#### Excerpt
In [1]:
# Some basic setup:
# Setup detectron2 logger
import detectron2
from detectron2.utils.logger import setup_logger
setup_logger()

# import some common libraries
import numpy as np
import os, json, cv2, random
#from google.colab.patches import cv2_imshow
import matplotlib.pyplot as plt

# import some common detectron2 utilities
from detectron2 import model_zoo
from detectron2.engine import DefaultPredictor
from detectron2.config import get_cfg
from detectron2.utils.visualizer import Visualizer
from detectron2.data import MetadataCatalog, DatasetCatalog
from detectron2.data import build_detection_train_loader
from detectron2.data import build_detection_test_loader

from detectron2.engine import DefaultTrainer
from detectron2.engine import SimpleTrainer
from detectron2.engine import HookBase
from typing import Dict, List, Optional
import detectron2.solver as solver
import detectron2.modeling as modeler
import detectron2.data as data
import detectron2.data.transforms as T
import detectron2.checkpoint as checkpointer
from detectron2.data import detection_utils as utils
import weakref
import copy
import torch
import time

import imgaug.augmenters as iaa

from astrodet import astrodet as toolkit
from PIL import Image, ImageEnhance
from astropy.visualization import make_lupton_rgb
from astrodet.detectron import plot_stretch_Q
from detectron2.utils.file_io import PathManager
from iopath.common.file_io import file_lock

import logging
logger = logging.getLogger(__name__)
import shutil
import json

In [2]:
# Print the versions to test the imports and so we know what works
print(detectron2.__version__)
print(np.__version__)
print(cv2.__version__)

0.6
1.20.3
4.5.3


In [3]:
# Prettify the plotting
from astrodet.astrodet import set_mpl_style
set_mpl_style()

In [4]:
#Todo: change the dirpath here
dirpath = '/home/shared/hsc/decam/decam_data/' # Path to dataset
output_dir = '/home/shared/hsc/decam/models/'

#dataset_names = ['train', 'test', 'val'] 
dataset_names = ['test'] 

In [5]:
from detectron2.structures import BoxMode
from astropy.io import fits
import glob

def get_astro_dicts(img_dir):
        
    # It's weird to call this img_dir
    set_dirs = sorted(glob.glob('%s/set_*' % img_dir))
    
    dataset_dicts = []
    
    # Loop through each set
    for idx, set_dir in enumerate(set_dirs):
        record = {}
        
        mask_dir = os.path.join(img_dir, set_dir, "masks.fits")
        filename = os.path.join(img_dir, set_dir, "img")
        
        # Open each FITS image
        with fits.open(mask_dir, memmap=False, lazy_load_hdus=False) as hdul:
            sources = len(hdul)

#### Recorded data

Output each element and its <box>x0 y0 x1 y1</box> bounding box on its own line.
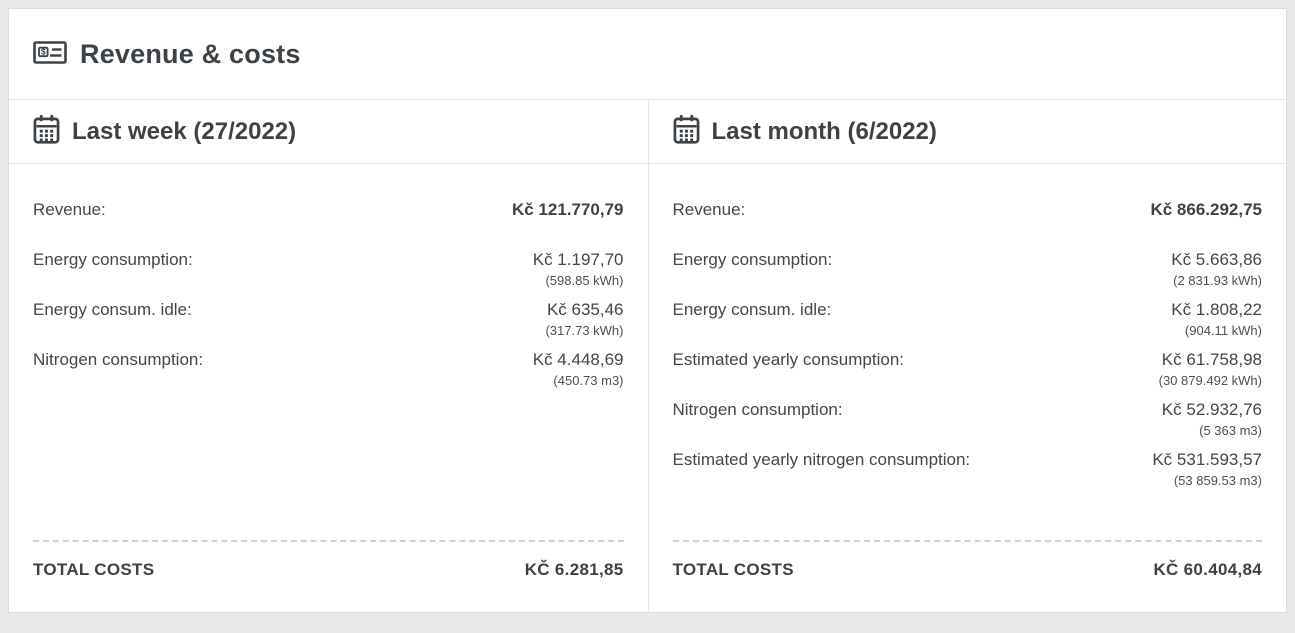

#### Required actions
1 > Print the part of the detectron2 notebook that opens with the words containing "# Loop through" and closes with "sources = len(hdul)".
2 > Carry on the detectron2 notebook code from its last line shown.
The lines are separate material and are not part of the detectron2 notebook.

#### The replies
1 >
# Loop through each set
    for idx, set_dir in enumerate(set_dirs):
        record = {}
        
        mask_dir = os.path.join(img_dir, set_dir, "masks.fits")
        filename = os.path.join(img_dir, set_dir, "img")
        
        # Open each FITS image
        with fits.open(mask_dir, memmap=False, lazy_load_hdus=False) as hdul:
            sources = len(hdul)

2 >
            height, width = hdul[0].data.shape
            data = [hdu.data/np.max(hdu.data) for hdu in hdul]
            category_ids = [hdu.header["CLASS_ID"] for hdu in hdul]
            
        record["file_name"] = filename
        record["image_id"] = idx
        record["height"] = height
        record["width"] = width
        objs = []
        
        # Mask value thresholds per category_id
        thresh = [0.005 if i == 1 else 0.08 for i in category_ids]
        
        # Generate segmentation masks
        for i in range(sources):
            image = data[i]
            mask = np.zeros([height, width], dtype=np.uint8)
            # Create mask from threshold
            mask[:,:][image > thresh[i]] = 1
            # Smooth mask
            mask[:,:] = cv2.GaussianBlur(mask[:,:], (9,9), 2)
            
            # https://github.com/facebookresearch/Detectron/issues/100
            contours, hierarchy = cv2.findContours((mask).astype(np.uint8), cv2.RETR_TREE,
                                                        cv2.CHAIN_APPROX_SIMPLE)
            segmentation = []
            for contour in contours:
                x,y,w,h = cv2.boundingRect(contour)
                contour = contour.flatten().tolist()
                # segmentation.append(contour)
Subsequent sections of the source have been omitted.